# What the task requires
Check each line of the data for "this" and select those that have it.

# Material provided
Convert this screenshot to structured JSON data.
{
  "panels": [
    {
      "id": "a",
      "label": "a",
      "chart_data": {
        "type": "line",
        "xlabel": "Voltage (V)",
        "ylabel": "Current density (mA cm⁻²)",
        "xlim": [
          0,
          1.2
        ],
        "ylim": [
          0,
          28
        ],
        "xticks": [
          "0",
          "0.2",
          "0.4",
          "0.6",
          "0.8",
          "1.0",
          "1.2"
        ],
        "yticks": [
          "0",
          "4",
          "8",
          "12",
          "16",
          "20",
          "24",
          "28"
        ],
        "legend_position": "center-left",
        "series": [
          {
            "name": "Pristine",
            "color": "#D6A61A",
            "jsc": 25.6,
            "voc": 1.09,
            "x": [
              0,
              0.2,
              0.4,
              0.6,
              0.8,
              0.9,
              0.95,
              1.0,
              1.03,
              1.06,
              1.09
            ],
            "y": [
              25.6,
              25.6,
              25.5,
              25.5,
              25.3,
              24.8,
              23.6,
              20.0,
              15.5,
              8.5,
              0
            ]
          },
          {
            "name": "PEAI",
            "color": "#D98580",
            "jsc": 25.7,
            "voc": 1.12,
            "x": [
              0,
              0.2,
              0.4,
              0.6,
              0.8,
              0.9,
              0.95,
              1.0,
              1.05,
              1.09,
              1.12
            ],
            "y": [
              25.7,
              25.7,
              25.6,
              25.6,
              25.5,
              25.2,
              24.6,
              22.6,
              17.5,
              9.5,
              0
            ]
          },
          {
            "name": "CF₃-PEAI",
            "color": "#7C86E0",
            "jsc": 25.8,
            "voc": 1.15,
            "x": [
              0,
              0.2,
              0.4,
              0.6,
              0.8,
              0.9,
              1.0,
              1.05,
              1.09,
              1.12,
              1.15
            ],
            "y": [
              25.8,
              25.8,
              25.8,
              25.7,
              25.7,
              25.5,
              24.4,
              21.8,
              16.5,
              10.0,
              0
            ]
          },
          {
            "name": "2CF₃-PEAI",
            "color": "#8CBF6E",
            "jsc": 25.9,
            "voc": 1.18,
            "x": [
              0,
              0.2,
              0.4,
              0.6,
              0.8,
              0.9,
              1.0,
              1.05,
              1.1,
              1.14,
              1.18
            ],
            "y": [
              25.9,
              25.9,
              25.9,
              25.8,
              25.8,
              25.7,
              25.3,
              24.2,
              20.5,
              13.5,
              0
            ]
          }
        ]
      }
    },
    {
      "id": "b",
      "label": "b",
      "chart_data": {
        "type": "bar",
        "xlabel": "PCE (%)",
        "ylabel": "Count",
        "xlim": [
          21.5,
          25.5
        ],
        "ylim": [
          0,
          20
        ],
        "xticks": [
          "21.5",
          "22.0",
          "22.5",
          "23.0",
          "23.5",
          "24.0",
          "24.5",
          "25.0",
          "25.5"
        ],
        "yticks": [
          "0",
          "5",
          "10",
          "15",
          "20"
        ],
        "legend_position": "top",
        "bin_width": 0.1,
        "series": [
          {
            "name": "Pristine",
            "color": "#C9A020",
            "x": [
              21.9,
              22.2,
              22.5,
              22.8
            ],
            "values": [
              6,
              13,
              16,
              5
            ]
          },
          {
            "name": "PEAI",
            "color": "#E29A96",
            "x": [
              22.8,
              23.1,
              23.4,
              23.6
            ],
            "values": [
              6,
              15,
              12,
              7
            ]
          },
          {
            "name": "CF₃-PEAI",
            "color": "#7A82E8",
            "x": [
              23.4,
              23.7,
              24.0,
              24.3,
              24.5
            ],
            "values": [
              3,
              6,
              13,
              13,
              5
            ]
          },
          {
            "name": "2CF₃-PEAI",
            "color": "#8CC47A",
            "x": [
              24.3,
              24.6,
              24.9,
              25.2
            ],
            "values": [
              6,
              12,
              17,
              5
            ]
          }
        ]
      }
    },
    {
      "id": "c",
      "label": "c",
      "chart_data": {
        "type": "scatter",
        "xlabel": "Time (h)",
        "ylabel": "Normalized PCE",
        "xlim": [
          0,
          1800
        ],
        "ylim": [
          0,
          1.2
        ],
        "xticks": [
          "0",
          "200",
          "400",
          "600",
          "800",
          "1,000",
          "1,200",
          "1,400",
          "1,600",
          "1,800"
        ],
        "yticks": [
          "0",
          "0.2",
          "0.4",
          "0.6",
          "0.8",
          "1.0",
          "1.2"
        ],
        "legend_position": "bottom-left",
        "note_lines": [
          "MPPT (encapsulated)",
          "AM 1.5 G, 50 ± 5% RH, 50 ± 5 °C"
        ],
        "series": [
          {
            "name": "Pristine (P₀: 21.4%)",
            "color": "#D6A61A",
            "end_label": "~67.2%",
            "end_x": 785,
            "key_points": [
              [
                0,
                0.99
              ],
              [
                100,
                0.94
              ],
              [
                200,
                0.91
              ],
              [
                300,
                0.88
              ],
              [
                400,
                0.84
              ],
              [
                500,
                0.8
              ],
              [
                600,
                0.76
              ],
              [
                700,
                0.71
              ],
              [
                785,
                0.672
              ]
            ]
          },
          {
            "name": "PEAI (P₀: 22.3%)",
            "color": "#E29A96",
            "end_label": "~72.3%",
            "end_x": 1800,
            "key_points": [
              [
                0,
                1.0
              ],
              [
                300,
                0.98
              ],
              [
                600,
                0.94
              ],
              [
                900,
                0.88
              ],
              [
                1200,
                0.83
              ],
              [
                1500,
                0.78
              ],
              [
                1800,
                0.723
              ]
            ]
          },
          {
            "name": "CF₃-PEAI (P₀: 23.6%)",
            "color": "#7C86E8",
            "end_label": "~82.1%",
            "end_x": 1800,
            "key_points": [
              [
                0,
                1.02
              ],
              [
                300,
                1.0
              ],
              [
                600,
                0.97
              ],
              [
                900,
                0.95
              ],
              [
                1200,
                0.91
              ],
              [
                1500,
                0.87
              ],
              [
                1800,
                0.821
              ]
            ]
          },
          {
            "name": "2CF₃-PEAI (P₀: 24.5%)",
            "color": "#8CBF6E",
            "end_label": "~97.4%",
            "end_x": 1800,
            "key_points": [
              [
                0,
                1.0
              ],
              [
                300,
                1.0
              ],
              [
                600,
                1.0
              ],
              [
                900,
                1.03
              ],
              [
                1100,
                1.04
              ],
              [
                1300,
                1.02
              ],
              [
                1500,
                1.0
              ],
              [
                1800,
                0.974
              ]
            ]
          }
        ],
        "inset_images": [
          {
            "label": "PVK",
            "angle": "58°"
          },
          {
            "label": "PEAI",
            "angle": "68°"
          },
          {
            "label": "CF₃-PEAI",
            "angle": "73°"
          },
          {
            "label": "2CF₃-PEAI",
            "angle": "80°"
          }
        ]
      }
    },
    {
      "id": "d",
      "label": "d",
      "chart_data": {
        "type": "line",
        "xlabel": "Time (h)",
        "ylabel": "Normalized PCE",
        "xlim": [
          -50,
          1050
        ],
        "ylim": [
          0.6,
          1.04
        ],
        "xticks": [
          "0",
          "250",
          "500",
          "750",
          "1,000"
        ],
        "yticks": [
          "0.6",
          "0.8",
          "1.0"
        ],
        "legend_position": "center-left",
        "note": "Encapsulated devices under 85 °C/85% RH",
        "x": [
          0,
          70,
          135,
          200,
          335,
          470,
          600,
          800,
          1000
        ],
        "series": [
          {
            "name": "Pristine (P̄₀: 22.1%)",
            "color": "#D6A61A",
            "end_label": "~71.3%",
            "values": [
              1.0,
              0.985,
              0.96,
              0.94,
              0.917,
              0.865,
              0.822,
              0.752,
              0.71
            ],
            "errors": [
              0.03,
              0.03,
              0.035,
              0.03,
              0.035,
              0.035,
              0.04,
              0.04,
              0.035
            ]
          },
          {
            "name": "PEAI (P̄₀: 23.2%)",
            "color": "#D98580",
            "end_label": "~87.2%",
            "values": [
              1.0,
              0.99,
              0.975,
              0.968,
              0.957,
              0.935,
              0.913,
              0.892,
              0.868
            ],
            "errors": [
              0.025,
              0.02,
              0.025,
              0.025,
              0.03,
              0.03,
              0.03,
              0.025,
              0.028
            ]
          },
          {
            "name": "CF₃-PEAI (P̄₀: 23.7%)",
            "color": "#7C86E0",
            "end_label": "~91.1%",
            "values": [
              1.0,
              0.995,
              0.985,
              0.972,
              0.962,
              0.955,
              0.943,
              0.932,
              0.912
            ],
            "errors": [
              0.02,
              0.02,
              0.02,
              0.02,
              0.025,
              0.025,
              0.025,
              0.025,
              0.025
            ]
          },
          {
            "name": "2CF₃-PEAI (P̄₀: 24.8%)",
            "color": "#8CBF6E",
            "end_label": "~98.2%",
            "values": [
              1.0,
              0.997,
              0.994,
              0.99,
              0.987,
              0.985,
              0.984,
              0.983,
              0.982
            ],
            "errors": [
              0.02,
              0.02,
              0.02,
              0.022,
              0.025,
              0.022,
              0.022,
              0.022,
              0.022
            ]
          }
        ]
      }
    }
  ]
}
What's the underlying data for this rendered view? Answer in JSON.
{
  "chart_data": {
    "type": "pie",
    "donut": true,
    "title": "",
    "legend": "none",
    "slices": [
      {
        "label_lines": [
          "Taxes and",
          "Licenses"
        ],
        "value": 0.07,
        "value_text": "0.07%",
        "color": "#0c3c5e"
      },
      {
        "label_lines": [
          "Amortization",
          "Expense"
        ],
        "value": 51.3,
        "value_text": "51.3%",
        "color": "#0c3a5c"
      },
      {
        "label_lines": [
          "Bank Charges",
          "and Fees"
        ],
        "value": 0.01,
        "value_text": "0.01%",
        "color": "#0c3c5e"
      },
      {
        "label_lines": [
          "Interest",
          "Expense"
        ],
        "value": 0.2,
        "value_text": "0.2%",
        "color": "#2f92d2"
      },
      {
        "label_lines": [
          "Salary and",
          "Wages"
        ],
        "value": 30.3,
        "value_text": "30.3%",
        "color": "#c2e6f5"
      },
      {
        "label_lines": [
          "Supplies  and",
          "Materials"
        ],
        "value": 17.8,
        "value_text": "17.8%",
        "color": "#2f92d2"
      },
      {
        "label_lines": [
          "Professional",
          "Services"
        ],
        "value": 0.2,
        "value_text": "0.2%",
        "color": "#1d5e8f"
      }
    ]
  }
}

# Answer
Convert this screenshot to structured JSON data.
What's the underlying data for this rendered view? Answer in JSON.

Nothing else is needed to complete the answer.